Dataset items:
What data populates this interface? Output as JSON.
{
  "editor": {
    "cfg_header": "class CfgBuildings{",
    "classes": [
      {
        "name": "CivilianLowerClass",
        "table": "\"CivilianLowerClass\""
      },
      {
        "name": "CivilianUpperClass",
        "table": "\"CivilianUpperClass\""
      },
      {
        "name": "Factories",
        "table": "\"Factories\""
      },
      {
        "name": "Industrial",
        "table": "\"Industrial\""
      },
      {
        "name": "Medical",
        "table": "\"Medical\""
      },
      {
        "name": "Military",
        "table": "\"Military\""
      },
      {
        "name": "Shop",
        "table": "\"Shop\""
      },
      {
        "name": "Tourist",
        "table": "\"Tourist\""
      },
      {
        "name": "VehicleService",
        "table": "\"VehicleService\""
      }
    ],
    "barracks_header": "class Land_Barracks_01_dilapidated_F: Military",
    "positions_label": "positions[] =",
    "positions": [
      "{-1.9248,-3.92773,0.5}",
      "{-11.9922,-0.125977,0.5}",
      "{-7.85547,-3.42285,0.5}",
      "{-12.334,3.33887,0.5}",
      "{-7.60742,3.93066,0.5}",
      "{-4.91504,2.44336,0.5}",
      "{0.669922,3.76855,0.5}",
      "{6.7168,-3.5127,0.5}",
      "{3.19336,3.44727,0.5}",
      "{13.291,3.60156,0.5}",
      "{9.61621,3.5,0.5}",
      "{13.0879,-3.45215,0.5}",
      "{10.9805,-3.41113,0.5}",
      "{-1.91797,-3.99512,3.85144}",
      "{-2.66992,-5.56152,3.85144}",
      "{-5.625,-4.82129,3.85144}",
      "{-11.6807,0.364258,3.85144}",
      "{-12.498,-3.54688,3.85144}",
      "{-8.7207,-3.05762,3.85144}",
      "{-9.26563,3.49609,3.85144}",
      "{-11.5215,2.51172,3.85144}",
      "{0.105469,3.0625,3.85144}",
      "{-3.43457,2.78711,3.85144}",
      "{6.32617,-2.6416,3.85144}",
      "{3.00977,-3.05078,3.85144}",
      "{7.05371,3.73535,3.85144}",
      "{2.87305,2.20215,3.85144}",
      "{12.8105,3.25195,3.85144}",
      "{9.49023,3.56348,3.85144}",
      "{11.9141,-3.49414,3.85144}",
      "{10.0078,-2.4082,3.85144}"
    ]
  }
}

The task:
Reproduce every record, matching each line exactly.

Exercise solution:
What data populates this interface? Output as JSON.
{
  "editor": {
    "cfg_header": "class CfgBuildings{",
    "classes": [
      {
        "name": "CivilianLowerClass",
        "table": "\"CivilianLowerClass\""
      },
      {
        "name": "CivilianUpperClass",
        "table": "\"CivilianUpperClass\""
      },
      {
        "name": "Factories",
        "table": "\"Factories\""
      },
      {
        "name": "Industrial",
        "table": "\"Industrial\""
      },
      {
        "name": "Medical",
        "table": "\"Medical\""
      },
      {
        "name": "Military",
        "table": "\"Military\""
      },
      {
        "name": "Shop",
        "table": "\"Shop\""
      },
      {
        "name": "Tourist",
        "table": "\"Tourist\""
      },
      {
        "name": "VehicleService",
        "table": "\"VehicleService\""
      }
    ],
    "barracks_header": "class Land_Barracks_01_dilapidated_F: Military",
    "positions_label": "positions[] =",
    "positions": [
      "{-1.9248,-3.92773,0.5}",
      "{-11.9922,-0.125977,0.5}",
      "{-7.85547,-3.42285,0.5}",
      "{-12.334,3.33887,0.5}",
      "{-7.60742,3.93066,0.5}",
      "{-4.91504,2.44336,0.5}",
      "{0.669922,3.76855,0.5}",
      "{6.7168,-3.5127,0.5}",
      "{3.19336,3.44727,0.5}",
      "{13.291,3.60156,0.5}",
      "{9.61621,3.5,0.5}",
      "{13.0879,-3.45215,0.5}",
      "{10.9805,-3.41113,0.5}",
      "{-1.91797,-3.99512,3.85144}",
      "{-2.66992,-5.56152,3.85144}",
      "{-5.625,-4.82129,3.85144}",
      "{-11.6807,0.364258,3.85144}",
      "{-12.498,-3.54688,3.85144}",
      "{-8.7207,-3.05762,3.85144}",
      "{-9.26563,3.49609,3.85144}",
      "{-11.5215,2.51172,3.85144}",
      "{0.105469,3.0625,3.85144}",
      "{-3.43457,2.78711,3.85144}",
      "{6.32617,-2.6416,3.85144}",
      "{3.00977,-3.05078,3.85144}",
      "{7.05371,3.73535,3.85144}",
      "{2.87305,2.20215,3.85144}",
      "{12.8105,3.25195,3.85144}",
      "{9.49023,3.56348,3.85144}",
      "{11.9141,-3.49414,3.85144}",
      "{10.0078,-2.4082,3.85144}"
    ]
  }
}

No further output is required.